• **Goal of the exercise**
Return all the data below as it stands, minus the pictures.

• **Given data**
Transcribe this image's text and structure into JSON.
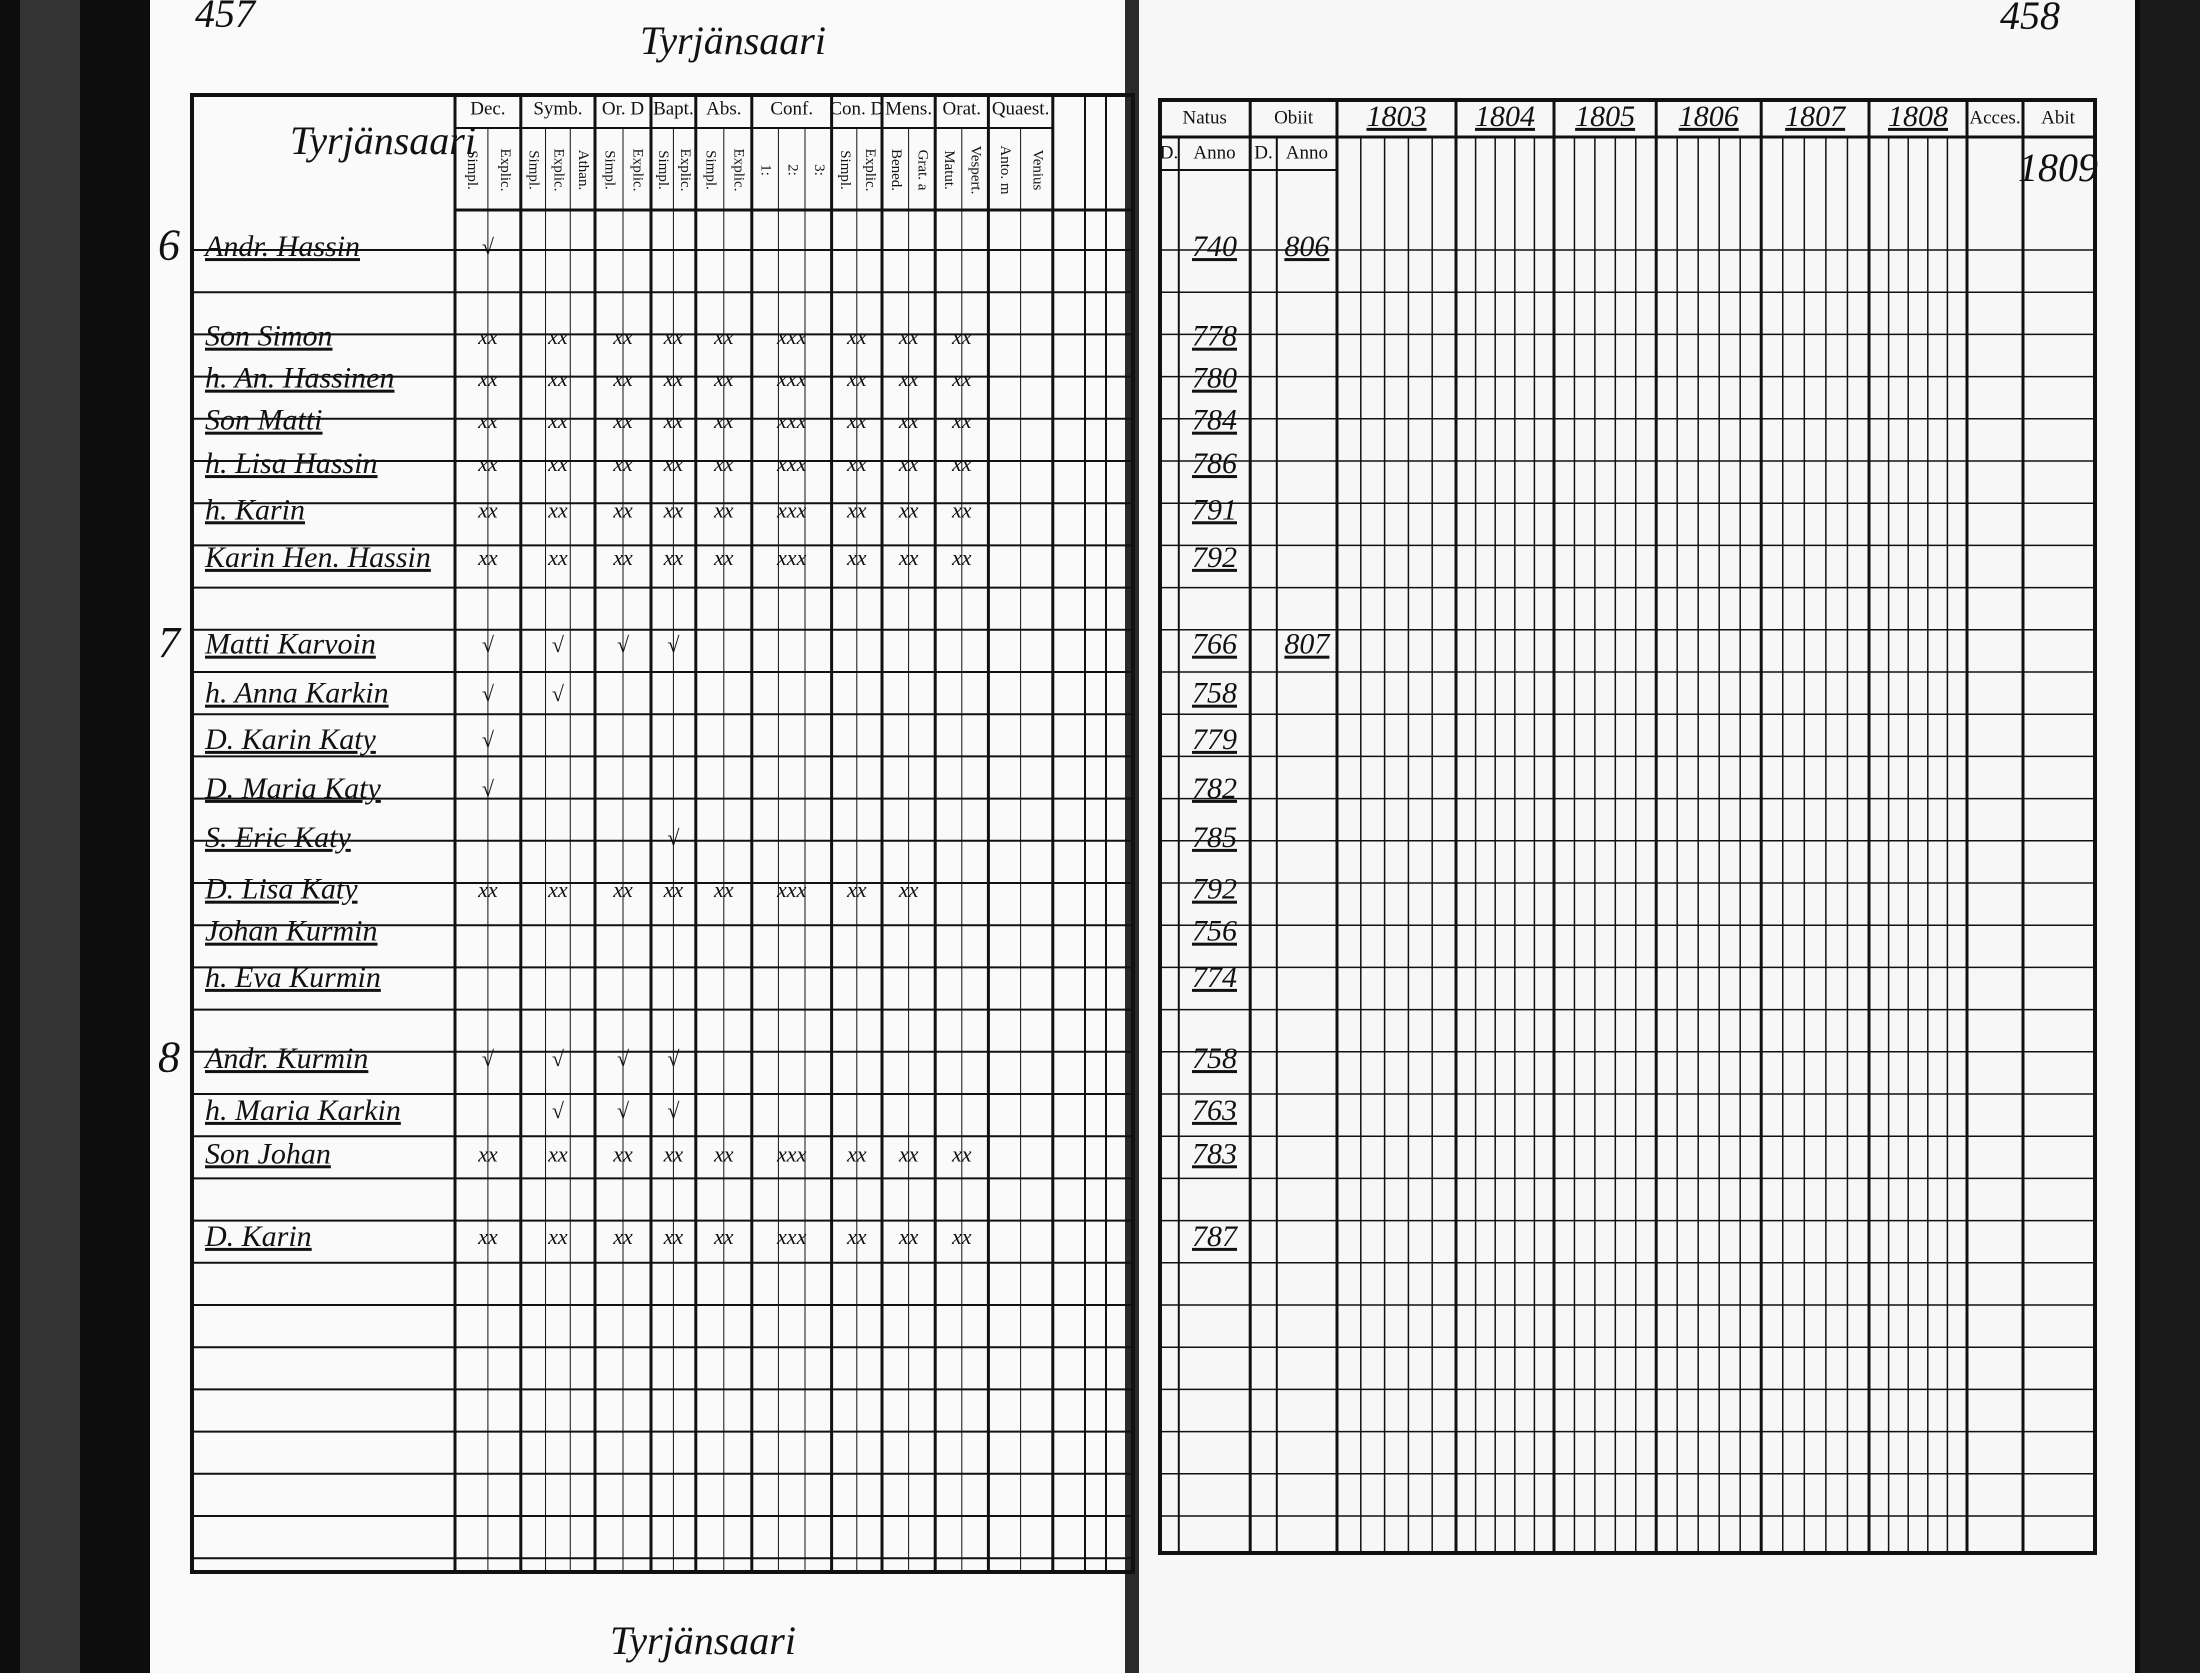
{
  "left_page": {
    "page_number": "457",
    "running_head": "Tyrjänsaari",
    "name_header": "Tyrjänsaari",
    "footer": "Tyrjänsaari",
    "column_groups": [
      {
        "label": "Dec.",
        "subs": [
          "Simpl.",
          "Explic."
        ]
      },
      {
        "label": "Symb.",
        "subs": [
          "Simpl.",
          "Explic.",
          "Athan."
        ]
      },
      {
        "label": "Or. D",
        "subs": [
          "Simpl.",
          "Explic."
        ]
      },
      {
        "label": "Bapt.",
        "subs": [
          "Simpl.",
          "Explic."
        ]
      },
      {
        "label": "Abs.",
        "subs": [
          "Simpl.",
          "Explic."
        ]
      },
      {
        "label": "Conf.",
        "subs": [
          "1:",
          "2:",
          "3:"
        ]
      },
      {
        "label": "Con. D",
        "subs": [
          "Simpl.",
          "Explic."
        ]
      },
      {
        "label": "Mens.",
        "subs": [
          "Bened.",
          "Grat. a"
        ]
      },
      {
        "label": "Orat.",
        "subs": [
          "Matut.",
          "Vespert."
        ]
      },
      {
        "label": "Quaest.",
        "subs": [
          "Anto. m",
          "Venius"
        ]
      }
    ],
    "households": [
      {
        "number": "6",
        "members": [
          {
            "name": "Andr. Hassin",
            "born": "740",
            "died": "806",
            "marks": [
              "√",
              null,
              null,
              null,
              null,
              null,
              null,
              null,
              null
            ]
          },
          {
            "name": "Son Simon",
            "born": "778",
            "marks": [
              "xx",
              "xx",
              "xx",
              "xx",
              "xx",
              "xxx",
              "xx",
              "xx",
              "xx"
            ]
          },
          {
            "name": "h. An. Hassinen",
            "born": "780",
            "marks": [
              "xx",
              "xx",
              "xx",
              "xx",
              "xx",
              "xxx",
              "xx",
              "xx",
              "xx"
            ]
          },
          {
            "name": "Son Matti",
            "born": "784",
            "marks": [
              "xx",
              "xx",
              "xx",
              "xx",
              "xx",
              "xxx",
              "xx",
              "xx",
              "xx"
            ]
          },
          {
            "name": "h. Lisa Hassin",
            "born": "786",
            "marks": [
              "xx",
              "xx",
              "xx",
              "xx",
              "xx",
              "xxx",
              "xx",
              "xx",
              "xx"
            ]
          },
          {
            "name": "h. Karin",
            "born": "791",
            "marks": [
              "xx",
              "xx",
              "xx",
              "xx",
              "xx",
              "xxx",
              "xx",
              "xx",
              "xx"
            ]
          },
          {
            "name": "Karin Hen. Hassin",
            "born": "792",
            "marks": [
              "xx",
              "xx",
              "xx",
              "xx",
              "xx",
              "xxx",
              "xx",
              "xx",
              "xx"
            ]
          }
        ]
      },
      {
        "number": "7",
        "members": [
          {
            "name": "Matti Karvoin",
            "born": "766",
            "died": "807",
            "marks": [
              "√",
              "√",
              "√",
              "√",
              null,
              null,
              null,
              null,
              null
            ]
          },
          {
            "name": "h. Anna Karkin",
            "born": "758",
            "marks": [
              "√",
              "√",
              null,
              null,
              null,
              null,
              null,
              null,
              null
            ]
          },
          {
            "name": "D. Karin Katy",
            "born": "779",
            "marks": [
              "√",
              null,
              null,
              null,
              null,
              null,
              null,
              null,
              null
            ]
          },
          {
            "name": "D. Maria Katy",
            "born": "782",
            "marks": [
              "√",
              null,
              null,
              null,
              null,
              null,
              null,
              null,
              null
            ]
          },
          {
            "name": "S. Eric Katy",
            "born": "785",
            "marks": [
              null,
              null,
              null,
              "√",
              null,
              null,
              null,
              null,
              null
            ]
          },
          {
            "name": "D. Lisa Katy",
            "born": "792",
            "marks": [
              "xx",
              "xx",
              "xx",
              "xx",
              "xx",
              "xxx",
              "xx",
              "xx",
              null
            ]
          },
          {
            "name": "Johan Kurmin",
            "born": "756"
          },
          {
            "name": "h. Eva Kurmin",
            "born": "774"
          }
        ]
      },
      {
        "number": "8",
        "members": [
          {
            "name": "Andr. Kurmin",
            "born": "758",
            "marks": [
              "√",
              "√",
              "√",
              "√",
              null,
              null,
              null,
              null,
              null
            ]
          },
          {
            "name": "h. Maria Karkin",
            "born": "763",
            "marks": [
              null,
              "√",
              "√",
              "√",
              null,
              null,
              null,
              null,
              null
            ]
          },
          {
            "name": "Son Johan",
            "born": "783",
            "marks": [
              "xx",
              "xx",
              "xx",
              "xx",
              "xx",
              "xxx",
              "xx",
              "xx",
              "xx"
            ]
          },
          {
            "name": "D. Karin",
            "born": "787",
            "marks": [
              "xx",
              "xx",
              "xx",
              "xx",
              "xx",
              "xxx",
              "xx",
              "xx",
              "xx"
            ]
          }
        ]
      }
    ]
  },
  "right_page": {
    "page_number": "458",
    "column_groups": [
      {
        "label": "Natus",
        "subs": [
          "D.",
          "Anno"
        ]
      },
      {
        "label": "Obiit",
        "subs": [
          "D.",
          "Anno"
        ]
      },
      {
        "label": "1803"
      },
      {
        "label": "1804"
      },
      {
        "label": "1805"
      },
      {
        "label": "1806"
      },
      {
        "label": "1807"
      },
      {
        "label": "1808"
      },
      {
        "label": "Acces."
      },
      {
        "label": "Abit",
        "note": "1809"
      }
    ]
  }
}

• **Solution for this task**
Transcribe this image's text and structure into JSON.
{
  "left_page": {
    "page_number": "457",
    "running_head": "Tyrjänsaari",
    "name_header": "Tyrjänsaari",
    "footer": "Tyrjänsaari",
    "column_groups": [
      {
        "label": "Dec.",
        "subs": [
          "Simpl.",
          "Explic."
        ]
      },
      {
        "label": "Symb.",
        "subs": [
          "Simpl.",
          "Explic.",
          "Athan."
        ]
      },
      {
        "label": "Or. D",
        "subs": [
          "Simpl.",
          "Explic."
        ]
      },
      {
        "label": "Bapt.",
        "subs": [
          "Simpl.",
          "Explic."
        ]
      },
      {
        "label": "Abs.",
        "subs": [
          "Simpl.",
          "Explic."
        ]
      },
      {
        "label": "Conf.",
        "subs": [
          "1:",
          "2:",
          "3:"
        ]
      },
      {
        "label": "Con. D",
        "subs": [
          "Simpl.",
          "Explic."
        ]
      },
      {
        "label": "Mens.",
        "subs": [
          "Bened.",
          "Grat. a"
        ]
      },
      {
        "label": "Orat.",
        "subs": [
          "Matut.",
          "Vespert."
        ]
      },
      {
        "label": "Quaest.",
        "subs": [
          "Anto. m",
          "Venius"
        ]
      }
    ],
    "households": [
      {
        "number": "6",
        "members": [
          {
            "name": "Andr. Hassin",
            "born": "740",
            "died": "806",
            "marks": [
              "√",
              null,
              null,
              null,
              null,
              null,
              null,
              null,
              null
            ]
          },
          {
            "name": "Son Simon",
            "born": "778",
            "marks": [
              "xx",
              "xx",
              "xx",
              "xx",
              "xx",
              "xxx",
              "xx",
              "xx",
              "xx"
            ]
          },
          {
            "name": "h. An. Hassinen",
            "born": "780",
            "marks": [
              "xx",
              "xx",
              "xx",
              "xx",
              "xx",
              "xxx",
              "xx",
              "xx",
              "xx"
            ]
          },
          {
            "name": "Son Matti",
            "born": "784",
            "marks": [
              "xx",
              "xx",
              "xx",
              "xx",
              "xx",
              "xxx",
              "xx",
              "xx",
              "xx"
            ]
          },
          {
            "name": "h. Lisa Hassin",
            "born": "786",
            "marks": [
              "xx",
              "xx",
              "xx",
              "xx",
              "xx",
              "xxx",
              "xx",
              "xx",
              "xx"
            ]
          },
          {
            "name": "h. Karin",
            "born": "791",
            "marks": [
              "xx",
              "xx",
              "xx",
              "xx",
              "xx",
              "xxx",
              "xx",
              "xx",
              "xx"
            ]
          },
          {
            "name": "Karin Hen. Hassin",
            "born": "792",
            "marks": [
              "xx",
              "xx",
              "xx",
              "xx",
              "xx",
              "xxx",
              "xx",
              "xx",
              "xx"
            ]
          }
        ]
      },
      {
        "number": "7",
        "members": [
          {
            "name": "Matti Karvoin",
            "born": "766",
            "died": "807",
            "marks": [
              "√",
              "√",
              "√",
              "√",
              null,
              null,
              null,
              null,
              null
            ]
          },
          {
            "name": "h. Anna Karkin",
            "born": "758",
            "marks": [
              "√",
              "√",
              null,
              null,
              null,
              null,
              null,
              null,
              null
            ]
          },
          {
            "name": "D. Karin Katy",
            "born": "779",
            "marks": [
              "√",
              null,
              null,
              null,
              null,
              null,
              null,
              null,
              null
            ]
          },
          {
            "name": "D. Maria Katy",
            "born": "782",
            "marks": [
              "√",
              null,
              null,
              null,
              null,
              null,
              null,
              null,
              null
            ]
          },
          {
            "name": "S. Eric Katy",
            "born": "785",
            "marks": [
              null,
              null,
              null,
              "√",
              null,
              null,
              null,
              null,
              null
            ]
          },
          {
            "name": "D. Lisa Katy",
            "born": "792",
            "marks": [
              "xx",
              "xx",
              "xx",
              "xx",
              "xx",
              "xxx",
              "xx",
              "xx",
              null
            ]
          },
          {
            "name": "Johan Kurmin",
            "born": "756"
          },
          {
            "name": "h. Eva Kurmin",
            "born": "774"
          }
        ]
      },
      {
        "number": "8",
        "members": [
          {
            "name": "Andr. Kurmin",
            "born": "758",
            "marks": [
              "√",
              "√",
              "√",
              "√",
              null,
              null,
              null,
              null,
              null
            ]
          },
          {
            "name": "h. Maria Karkin",
            "born": "763",
            "marks": [
              null,
              "√",
              "√",
              "√",
              null,
              null,
              null,
              null,
              null
            ]
          },
          {
            "name": "Son Johan",
            "born": "783",
            "marks": [
              "xx",
              "xx",
              "xx",
              "xx",
              "xx",
              "xxx",
              "xx",
              "xx",
              "xx"
            ]
          },
          {
            "name": "D. Karin",
            "born": "787",
            "marks": [
              "xx",
              "xx",
              "xx",
              "xx",
              "xx",
              "xxx",
              "xx",
              "xx",
              "xx"
            ]
          }
        ]
      }
    ]
  },
  "right_page": {
    "page_number": "458",
    "column_groups": [
      {
        "label": "Natus",
        "subs": [
          "D.",
          "Anno"
        ]
      },
      {
        "label": "Obiit",
        "subs": [
          "D.",
          "Anno"
        ]
      },
      {
        "label": "1803"
      },
      {
        "label": "1804"
      },
      {
        "label": "1805"
      },
      {
        "label": "1806"
      },
      {
        "label": "1807"
      },
      {
        "label": "1808"
      },
      {
        "label": "Acces."
      },
      {
        "label": "Abit",
        "note": "1809"
      }
    ]
  }
}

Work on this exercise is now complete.